__Exercise details__:
List all lines of the data containing the word "Windows".

__Exercise materials__:
::::

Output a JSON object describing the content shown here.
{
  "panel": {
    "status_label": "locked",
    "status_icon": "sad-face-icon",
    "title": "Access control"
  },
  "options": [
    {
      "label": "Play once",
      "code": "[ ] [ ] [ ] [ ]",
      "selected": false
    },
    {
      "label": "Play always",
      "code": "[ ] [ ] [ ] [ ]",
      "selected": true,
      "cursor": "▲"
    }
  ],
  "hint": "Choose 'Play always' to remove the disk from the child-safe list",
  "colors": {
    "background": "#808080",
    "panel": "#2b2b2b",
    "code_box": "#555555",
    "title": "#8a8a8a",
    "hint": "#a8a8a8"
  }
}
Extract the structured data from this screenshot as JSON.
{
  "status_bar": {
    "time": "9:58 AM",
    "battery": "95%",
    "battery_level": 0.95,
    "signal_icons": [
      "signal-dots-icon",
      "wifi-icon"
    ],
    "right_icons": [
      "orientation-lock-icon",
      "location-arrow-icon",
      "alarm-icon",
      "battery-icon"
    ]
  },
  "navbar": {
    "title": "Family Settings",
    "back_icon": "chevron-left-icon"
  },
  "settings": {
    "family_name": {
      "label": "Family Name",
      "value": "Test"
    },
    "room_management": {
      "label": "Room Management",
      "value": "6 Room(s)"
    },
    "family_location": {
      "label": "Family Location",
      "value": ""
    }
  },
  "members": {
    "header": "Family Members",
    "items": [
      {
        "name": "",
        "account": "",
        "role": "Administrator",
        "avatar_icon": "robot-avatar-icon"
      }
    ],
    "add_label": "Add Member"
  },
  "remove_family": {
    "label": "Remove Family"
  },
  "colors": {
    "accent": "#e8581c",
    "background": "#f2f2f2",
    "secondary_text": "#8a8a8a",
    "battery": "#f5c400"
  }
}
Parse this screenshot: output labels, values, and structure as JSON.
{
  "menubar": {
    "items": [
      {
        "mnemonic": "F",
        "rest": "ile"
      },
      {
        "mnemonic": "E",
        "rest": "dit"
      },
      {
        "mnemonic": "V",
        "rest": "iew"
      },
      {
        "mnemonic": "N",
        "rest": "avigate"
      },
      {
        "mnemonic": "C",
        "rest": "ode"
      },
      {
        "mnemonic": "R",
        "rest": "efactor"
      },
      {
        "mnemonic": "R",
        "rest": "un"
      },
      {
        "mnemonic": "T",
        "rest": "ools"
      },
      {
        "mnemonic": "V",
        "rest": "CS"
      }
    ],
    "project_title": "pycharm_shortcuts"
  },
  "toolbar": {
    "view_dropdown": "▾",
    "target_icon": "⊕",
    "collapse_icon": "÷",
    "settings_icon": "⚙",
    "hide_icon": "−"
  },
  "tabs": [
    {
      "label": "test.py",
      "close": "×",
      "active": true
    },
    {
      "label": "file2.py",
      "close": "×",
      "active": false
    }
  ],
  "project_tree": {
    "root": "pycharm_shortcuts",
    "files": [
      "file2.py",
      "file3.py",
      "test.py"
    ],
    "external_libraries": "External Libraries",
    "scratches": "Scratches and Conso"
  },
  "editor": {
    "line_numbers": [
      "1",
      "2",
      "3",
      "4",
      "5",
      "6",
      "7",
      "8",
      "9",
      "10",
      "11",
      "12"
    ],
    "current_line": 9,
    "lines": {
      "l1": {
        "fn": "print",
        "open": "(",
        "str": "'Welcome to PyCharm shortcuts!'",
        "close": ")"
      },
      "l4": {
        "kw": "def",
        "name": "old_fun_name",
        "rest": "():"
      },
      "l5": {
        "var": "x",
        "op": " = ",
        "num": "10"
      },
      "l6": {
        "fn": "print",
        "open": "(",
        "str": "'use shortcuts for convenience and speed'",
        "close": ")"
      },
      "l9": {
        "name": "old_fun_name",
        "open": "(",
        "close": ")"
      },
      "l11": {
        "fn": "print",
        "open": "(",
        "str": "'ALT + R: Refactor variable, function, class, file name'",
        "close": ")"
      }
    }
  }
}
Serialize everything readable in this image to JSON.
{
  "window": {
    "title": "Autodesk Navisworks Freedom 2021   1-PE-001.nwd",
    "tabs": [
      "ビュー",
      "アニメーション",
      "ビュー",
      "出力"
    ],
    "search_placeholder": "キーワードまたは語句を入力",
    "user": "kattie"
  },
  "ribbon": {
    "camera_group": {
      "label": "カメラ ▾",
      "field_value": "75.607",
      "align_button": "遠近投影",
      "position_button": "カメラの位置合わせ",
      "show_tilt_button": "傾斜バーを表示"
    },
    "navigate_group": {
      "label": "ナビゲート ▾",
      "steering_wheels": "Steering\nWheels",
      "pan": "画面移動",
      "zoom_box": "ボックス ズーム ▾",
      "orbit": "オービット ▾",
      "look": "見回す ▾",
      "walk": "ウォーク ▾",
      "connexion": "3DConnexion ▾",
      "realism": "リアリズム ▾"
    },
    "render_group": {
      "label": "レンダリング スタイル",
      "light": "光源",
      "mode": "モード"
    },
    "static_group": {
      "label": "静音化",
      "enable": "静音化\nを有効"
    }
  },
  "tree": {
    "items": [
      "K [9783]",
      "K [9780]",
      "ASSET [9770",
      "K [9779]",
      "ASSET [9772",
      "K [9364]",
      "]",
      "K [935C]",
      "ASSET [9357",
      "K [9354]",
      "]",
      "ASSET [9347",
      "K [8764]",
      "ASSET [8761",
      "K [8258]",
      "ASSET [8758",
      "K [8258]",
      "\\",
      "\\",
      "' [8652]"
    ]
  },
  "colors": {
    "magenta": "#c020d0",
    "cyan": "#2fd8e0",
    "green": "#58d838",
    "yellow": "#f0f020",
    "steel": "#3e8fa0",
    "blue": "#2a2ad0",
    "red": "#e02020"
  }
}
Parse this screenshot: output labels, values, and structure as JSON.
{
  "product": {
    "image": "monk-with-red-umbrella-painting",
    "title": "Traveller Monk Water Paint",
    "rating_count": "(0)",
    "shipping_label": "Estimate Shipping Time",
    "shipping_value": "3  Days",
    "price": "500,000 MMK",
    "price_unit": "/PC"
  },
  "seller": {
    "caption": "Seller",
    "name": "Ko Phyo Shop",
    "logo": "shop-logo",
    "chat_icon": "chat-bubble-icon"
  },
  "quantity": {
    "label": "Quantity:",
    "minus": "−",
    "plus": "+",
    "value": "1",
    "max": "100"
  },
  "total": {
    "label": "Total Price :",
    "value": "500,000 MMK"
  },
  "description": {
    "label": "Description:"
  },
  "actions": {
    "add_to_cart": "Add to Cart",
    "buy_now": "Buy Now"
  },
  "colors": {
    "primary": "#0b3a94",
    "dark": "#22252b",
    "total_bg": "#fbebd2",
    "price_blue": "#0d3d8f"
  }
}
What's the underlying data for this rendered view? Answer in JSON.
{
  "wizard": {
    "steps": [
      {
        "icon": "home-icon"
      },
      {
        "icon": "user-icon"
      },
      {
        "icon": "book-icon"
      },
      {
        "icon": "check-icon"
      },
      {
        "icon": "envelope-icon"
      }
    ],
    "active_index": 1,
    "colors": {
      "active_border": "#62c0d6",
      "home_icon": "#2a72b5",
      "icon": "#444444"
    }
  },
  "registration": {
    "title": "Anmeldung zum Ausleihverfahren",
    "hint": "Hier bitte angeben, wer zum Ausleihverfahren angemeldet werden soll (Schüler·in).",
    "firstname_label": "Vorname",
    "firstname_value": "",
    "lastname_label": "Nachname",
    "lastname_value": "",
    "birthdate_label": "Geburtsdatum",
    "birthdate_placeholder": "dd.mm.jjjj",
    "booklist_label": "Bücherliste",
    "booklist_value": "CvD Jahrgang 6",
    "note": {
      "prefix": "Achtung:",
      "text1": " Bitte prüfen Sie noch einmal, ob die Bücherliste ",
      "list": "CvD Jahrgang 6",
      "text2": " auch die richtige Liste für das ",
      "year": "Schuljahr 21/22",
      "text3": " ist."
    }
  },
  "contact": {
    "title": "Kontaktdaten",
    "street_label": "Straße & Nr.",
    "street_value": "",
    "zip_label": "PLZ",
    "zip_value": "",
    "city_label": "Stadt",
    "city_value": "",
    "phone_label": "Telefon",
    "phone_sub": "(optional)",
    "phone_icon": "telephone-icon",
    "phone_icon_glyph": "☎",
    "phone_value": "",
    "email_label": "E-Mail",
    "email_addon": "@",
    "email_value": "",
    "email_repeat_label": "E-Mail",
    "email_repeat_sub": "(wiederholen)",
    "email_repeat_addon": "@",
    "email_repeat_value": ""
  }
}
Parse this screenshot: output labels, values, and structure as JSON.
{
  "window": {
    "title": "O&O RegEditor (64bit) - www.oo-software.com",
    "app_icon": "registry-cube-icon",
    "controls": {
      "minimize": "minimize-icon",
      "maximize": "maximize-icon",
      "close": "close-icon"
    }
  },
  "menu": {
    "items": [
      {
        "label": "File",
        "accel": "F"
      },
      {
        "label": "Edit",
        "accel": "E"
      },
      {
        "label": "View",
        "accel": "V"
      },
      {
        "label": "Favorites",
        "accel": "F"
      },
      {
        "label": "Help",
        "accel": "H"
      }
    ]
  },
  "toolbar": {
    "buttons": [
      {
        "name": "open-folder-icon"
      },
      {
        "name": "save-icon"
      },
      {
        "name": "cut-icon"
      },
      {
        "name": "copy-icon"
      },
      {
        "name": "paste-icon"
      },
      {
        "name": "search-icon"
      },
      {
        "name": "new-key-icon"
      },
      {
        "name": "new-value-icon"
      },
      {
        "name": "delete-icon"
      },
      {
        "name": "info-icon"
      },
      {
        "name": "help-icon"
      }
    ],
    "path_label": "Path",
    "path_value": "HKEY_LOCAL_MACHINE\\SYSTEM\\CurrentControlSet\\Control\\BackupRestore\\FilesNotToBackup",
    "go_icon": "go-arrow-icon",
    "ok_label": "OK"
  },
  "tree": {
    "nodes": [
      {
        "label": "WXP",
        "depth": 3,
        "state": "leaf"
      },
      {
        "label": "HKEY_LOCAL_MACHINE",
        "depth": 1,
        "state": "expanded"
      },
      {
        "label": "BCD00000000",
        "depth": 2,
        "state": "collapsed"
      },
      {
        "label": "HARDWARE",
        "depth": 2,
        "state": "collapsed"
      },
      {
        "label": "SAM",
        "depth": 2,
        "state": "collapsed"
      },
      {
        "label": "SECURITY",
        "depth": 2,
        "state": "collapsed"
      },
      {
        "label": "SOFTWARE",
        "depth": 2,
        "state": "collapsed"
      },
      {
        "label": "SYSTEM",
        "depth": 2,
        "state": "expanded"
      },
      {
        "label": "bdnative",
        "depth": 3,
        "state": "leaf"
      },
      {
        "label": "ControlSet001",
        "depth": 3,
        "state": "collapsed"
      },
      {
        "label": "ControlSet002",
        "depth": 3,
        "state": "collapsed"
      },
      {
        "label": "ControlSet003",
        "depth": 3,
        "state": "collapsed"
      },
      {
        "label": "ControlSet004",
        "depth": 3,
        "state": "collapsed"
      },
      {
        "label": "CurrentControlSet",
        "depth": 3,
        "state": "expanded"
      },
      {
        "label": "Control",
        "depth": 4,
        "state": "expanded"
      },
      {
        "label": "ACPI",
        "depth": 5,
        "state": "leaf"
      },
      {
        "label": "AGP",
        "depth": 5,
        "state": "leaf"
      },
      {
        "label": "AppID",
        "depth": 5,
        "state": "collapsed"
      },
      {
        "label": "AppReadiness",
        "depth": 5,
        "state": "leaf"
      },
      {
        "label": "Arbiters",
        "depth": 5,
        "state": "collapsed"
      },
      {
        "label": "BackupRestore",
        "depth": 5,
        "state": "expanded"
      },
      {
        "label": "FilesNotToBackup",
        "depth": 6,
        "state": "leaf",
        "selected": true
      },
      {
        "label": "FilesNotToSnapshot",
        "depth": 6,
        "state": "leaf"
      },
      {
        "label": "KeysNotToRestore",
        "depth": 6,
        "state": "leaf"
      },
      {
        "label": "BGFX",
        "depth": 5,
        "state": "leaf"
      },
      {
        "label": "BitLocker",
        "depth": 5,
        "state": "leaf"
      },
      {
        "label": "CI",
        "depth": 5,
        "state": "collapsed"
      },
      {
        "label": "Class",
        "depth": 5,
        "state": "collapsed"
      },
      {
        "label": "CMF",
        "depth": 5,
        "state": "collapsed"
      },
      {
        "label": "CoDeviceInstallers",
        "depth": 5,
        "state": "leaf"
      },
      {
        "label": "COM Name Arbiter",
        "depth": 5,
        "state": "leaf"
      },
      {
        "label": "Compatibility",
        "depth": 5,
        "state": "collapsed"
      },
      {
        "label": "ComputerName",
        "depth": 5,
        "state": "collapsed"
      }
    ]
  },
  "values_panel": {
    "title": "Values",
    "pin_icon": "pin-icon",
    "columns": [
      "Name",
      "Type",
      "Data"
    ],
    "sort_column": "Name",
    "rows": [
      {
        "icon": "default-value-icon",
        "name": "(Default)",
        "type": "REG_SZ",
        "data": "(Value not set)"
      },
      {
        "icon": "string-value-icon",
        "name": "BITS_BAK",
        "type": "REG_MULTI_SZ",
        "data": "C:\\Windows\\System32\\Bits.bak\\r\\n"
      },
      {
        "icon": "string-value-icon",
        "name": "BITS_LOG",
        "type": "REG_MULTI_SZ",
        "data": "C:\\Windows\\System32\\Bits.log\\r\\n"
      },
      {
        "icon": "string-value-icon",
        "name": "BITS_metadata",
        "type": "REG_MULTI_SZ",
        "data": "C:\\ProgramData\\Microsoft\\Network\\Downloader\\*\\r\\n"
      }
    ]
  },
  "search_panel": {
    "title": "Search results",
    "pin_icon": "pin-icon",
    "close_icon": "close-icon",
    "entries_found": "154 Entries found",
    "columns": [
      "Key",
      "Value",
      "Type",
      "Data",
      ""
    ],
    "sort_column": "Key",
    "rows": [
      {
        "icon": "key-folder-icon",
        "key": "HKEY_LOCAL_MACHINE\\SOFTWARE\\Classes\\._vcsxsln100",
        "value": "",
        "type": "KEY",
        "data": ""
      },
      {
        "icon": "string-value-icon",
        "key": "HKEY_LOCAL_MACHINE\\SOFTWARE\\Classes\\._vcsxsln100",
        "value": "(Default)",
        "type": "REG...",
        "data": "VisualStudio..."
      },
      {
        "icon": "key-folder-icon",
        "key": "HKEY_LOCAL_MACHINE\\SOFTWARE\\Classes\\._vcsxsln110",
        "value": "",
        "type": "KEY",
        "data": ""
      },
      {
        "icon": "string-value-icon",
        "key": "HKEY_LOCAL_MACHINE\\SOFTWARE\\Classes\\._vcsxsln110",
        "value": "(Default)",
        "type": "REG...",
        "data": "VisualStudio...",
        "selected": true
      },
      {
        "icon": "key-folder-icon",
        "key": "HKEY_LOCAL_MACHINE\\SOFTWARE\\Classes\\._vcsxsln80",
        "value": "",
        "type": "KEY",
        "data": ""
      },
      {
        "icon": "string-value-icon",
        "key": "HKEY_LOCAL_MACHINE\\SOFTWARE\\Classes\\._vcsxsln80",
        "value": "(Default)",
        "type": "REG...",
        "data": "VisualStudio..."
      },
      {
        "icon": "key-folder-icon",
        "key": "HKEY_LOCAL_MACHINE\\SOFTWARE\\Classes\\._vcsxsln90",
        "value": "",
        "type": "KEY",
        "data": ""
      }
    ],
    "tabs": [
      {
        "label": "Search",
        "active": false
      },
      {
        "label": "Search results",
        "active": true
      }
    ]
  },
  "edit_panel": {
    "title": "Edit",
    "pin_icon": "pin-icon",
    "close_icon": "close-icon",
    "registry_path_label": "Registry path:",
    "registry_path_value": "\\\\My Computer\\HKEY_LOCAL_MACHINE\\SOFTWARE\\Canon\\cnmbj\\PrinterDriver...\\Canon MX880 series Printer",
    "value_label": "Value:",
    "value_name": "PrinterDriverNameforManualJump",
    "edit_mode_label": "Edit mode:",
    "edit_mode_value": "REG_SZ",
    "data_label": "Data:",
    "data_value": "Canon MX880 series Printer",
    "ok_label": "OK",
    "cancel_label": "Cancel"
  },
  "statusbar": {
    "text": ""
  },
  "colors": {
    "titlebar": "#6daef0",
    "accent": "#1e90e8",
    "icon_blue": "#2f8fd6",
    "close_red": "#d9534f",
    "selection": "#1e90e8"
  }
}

::::

__The result__:
        "data": "C:\\Windows\\System32\\Bits.bak\\r\\n"
        "data": "C:\\Windows\\System32\\Bits.log\\r\\n"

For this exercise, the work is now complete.